## WHAT TO WORK ON
Records follow. Pull out every line that contains "type".

## LISTED ENTRIES

>> begin

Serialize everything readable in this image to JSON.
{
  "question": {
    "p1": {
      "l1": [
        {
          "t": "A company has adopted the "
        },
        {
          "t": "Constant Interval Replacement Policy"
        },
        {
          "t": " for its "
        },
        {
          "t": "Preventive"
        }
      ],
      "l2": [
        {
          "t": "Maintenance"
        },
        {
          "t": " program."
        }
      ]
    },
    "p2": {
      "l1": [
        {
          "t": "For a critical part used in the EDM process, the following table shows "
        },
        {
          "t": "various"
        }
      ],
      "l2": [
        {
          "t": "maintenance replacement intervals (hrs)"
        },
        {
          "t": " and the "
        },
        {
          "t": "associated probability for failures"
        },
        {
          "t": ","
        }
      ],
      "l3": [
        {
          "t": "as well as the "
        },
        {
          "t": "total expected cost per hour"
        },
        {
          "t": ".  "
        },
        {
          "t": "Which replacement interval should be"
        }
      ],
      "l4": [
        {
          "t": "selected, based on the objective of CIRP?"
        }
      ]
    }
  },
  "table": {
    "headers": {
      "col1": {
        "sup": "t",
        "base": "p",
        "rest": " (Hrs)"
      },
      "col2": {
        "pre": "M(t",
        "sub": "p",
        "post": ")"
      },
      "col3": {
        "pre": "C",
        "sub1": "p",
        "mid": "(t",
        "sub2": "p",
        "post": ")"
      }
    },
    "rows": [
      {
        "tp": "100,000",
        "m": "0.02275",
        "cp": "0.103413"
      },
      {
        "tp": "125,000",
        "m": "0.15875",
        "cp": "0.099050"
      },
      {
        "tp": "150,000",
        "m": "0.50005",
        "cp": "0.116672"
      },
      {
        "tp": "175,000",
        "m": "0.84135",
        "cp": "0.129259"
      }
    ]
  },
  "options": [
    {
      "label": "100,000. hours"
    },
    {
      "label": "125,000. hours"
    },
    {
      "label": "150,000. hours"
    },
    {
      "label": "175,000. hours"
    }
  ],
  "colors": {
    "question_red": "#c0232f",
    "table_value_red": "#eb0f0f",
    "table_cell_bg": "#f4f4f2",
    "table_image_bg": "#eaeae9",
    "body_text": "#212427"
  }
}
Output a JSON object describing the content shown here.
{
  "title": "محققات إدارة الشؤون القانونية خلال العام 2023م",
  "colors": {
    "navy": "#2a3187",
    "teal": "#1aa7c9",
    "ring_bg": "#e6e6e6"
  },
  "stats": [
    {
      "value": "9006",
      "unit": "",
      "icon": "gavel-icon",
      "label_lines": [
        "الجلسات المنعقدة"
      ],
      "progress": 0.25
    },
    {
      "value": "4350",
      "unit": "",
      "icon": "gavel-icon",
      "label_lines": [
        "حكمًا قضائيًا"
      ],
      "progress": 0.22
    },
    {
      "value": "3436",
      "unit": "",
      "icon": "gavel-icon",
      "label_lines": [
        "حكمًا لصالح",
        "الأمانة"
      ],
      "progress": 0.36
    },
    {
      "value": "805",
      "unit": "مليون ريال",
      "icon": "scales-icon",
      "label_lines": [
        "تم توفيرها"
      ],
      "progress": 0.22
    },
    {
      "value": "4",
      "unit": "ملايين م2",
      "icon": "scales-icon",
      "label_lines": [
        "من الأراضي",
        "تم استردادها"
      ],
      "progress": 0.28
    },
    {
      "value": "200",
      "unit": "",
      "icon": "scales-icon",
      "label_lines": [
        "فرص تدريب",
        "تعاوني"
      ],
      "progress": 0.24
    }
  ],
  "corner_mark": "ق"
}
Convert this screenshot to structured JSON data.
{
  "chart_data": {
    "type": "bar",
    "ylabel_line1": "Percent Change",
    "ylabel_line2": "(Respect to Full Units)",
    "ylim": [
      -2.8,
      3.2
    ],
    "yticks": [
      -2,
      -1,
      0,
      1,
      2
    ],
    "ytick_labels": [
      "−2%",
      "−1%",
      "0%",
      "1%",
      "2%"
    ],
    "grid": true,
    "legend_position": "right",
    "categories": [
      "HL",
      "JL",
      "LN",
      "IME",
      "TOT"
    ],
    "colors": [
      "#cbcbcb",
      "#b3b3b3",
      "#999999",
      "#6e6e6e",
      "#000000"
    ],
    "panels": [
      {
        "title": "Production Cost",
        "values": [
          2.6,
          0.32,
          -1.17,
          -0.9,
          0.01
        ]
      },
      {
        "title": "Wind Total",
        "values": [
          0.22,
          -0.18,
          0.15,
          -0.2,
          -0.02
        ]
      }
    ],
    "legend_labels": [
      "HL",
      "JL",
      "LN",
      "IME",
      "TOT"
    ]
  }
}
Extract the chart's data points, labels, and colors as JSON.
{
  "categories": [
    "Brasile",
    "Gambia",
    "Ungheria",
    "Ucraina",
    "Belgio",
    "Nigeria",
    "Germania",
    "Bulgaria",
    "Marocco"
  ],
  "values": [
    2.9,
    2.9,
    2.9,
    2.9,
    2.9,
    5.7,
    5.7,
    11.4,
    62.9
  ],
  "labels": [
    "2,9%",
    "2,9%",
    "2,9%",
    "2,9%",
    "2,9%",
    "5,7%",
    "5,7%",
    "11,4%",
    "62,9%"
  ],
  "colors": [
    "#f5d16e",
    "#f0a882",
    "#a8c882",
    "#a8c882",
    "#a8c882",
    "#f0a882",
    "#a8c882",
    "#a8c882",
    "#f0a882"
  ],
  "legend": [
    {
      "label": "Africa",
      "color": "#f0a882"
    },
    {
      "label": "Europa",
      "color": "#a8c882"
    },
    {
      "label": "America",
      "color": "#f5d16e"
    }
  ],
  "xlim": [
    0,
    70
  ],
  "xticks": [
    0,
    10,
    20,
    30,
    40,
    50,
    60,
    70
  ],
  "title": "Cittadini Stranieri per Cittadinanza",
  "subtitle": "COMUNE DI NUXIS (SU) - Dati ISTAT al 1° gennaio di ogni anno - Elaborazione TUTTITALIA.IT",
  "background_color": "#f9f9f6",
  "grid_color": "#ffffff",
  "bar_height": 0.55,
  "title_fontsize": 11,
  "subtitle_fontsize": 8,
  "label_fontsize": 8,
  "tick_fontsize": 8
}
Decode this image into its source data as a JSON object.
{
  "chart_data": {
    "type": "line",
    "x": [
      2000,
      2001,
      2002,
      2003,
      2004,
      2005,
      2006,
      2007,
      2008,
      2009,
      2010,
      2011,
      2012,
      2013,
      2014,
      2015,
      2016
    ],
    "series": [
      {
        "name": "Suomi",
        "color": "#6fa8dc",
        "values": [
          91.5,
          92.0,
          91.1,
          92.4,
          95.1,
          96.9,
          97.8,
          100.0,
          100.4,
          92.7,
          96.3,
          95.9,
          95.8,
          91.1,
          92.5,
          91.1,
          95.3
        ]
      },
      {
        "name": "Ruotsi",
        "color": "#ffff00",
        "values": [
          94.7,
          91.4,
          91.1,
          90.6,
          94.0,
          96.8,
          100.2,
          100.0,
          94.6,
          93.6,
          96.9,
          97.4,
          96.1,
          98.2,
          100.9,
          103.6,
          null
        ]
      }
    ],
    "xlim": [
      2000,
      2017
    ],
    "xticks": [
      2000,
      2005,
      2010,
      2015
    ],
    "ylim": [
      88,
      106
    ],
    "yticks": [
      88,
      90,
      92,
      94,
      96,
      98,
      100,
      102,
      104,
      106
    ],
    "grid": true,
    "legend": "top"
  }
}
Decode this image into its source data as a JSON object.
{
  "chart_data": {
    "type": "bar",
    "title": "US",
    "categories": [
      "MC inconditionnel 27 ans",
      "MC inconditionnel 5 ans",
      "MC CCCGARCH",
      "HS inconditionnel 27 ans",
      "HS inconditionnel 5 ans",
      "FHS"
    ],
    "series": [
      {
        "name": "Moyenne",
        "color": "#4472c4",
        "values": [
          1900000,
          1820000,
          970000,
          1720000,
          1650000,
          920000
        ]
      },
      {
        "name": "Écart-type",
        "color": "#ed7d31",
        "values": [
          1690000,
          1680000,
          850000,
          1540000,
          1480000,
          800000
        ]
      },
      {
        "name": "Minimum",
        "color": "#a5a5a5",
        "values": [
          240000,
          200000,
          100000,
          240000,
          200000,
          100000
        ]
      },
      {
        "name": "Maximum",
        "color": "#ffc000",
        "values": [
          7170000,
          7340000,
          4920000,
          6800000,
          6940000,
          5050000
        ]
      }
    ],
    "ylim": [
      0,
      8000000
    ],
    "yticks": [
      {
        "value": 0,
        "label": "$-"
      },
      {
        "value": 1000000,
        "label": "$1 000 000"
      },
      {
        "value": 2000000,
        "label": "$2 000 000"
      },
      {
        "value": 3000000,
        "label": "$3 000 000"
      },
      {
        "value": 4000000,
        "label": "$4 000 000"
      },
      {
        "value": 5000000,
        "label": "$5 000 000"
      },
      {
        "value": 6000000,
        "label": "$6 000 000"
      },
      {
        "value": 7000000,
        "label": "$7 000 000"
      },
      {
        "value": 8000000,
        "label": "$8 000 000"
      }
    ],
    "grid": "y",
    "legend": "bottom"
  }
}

>> end

## SOLVED EXERCISE
    "type": "bar",
    "type": "line",
    "type": "bar",
        "name": "Écart-type",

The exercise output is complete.